Der Oberste Gerichtshof hat durch die Senatspräsidentin Dr. Schenk als Vorsitzende und die Hofräte Dr. Vogel, Dr. Jensik, Dr. Musger und Dr. Schwarzenbacher als weitere Richter in der Pflegschaftssache der D***** K*****, geboren am *****, wegen Zuteilung der Obsorge, über den außerordentlichen Revisionsrekurs der Mutter V***** K*****, vertreten durch Dr. Brigitta Braunsberger-Lechner, Rechtsanwältin in Steyr, gegen den Beschluss des Landesgerichts Steyr als Rekursgericht vom 19. März 2010, GZ 1 R 296/09m-S-74, den

Beschluss

gefasst:

Spruch

Der außerordentliche Revisionsrekurs wird mangels der Voraussetzungen des § 62 Abs 1 AußStrG zurückgewiesen.

Begründung:

Rechtliche Beurteilung

Auch im Außerstreitverfahren können angebliche Mängel des Verfahrens erster Instanz nicht mehr mit einem Rechtsmittel an den Obersten Gerichtshof geltend gemacht werden, wenn sie vom Gericht zweiter Instanz verneint wurden (RIS-Justiz RS0030748, RS0050037). Anderes gilt zwar dann, wenn das Kindeswohl ein Aufgreifen solcher Mängel erfordert (RIS-Justiz RS0030748 [T2], RS0050037 [T1, T4]). Dafür gibt es aber im vorliegenden Fall keine Anhaltspunkte.

Das Gutachten des gerichtlich bestellten Sachverständigen ist nachvollziehbar. Es stellt die Vorzüge und Nachteile der möglichen Obsorgeregelungen ausführlich dar und kommt mit schlüssiger Argumentation zum Ergebnis, dass eine gemeinsame Obsorge mit überwiegendem Aufenthalt beim Vater die beste Lösung für das Kind wäre. Sollte eine solche Regelung - wie hier - mangels Einvernehmen der Eltern nicht getroffen werden können, sei die alleinige Obsorge des Vaters, verbunden mit einem weitreichenden Besuchsrecht der Mutter, die zweitbeste Variante.

----------------

*AUFGABENDETAILS*.
Beantworte diese Fragen zum Auszug über die Obsorgeentscheidung:
1. Gegen den Beschluss welches Gerichts und von welchem Datum richtet sich der Revisionsrekurs der Mutter?
2. Mangels welcher Voraussetzungen wird der außerordentliche Revisionsrekurs zurückgewiesen?
3. Welche Regelung nennt das Gutachten als zweitbeste Variante?
Stütze dich ausschließlich auf den Auszug.

*BEREITGESTELLTES MATERIAL*.
----------------

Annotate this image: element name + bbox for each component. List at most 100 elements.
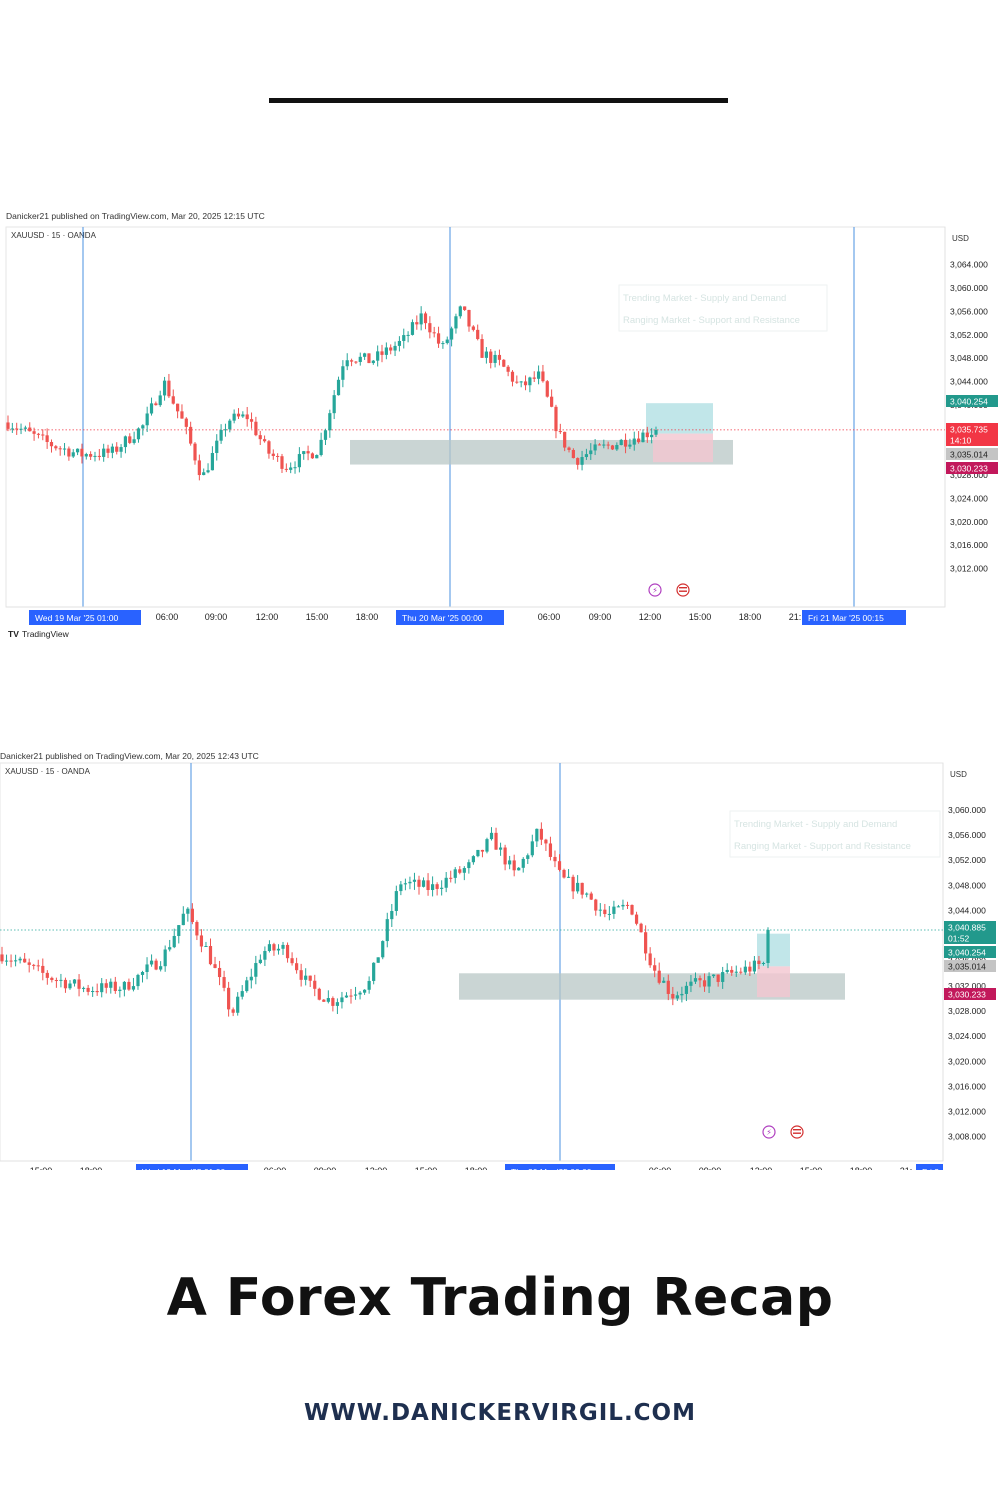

----------------

*LÖSUNG*.
1. Gegen den Beschluss des Landesgerichts Steyr als Rekursgericht vom 19. März 2010.
2. Mangels der Voraussetzungen des § 62 Abs 1 AußStrG.
3. Die alleinige Obsorge des Vaters, verbunden mit einem weitreichenden Besuchsrecht der Mutter.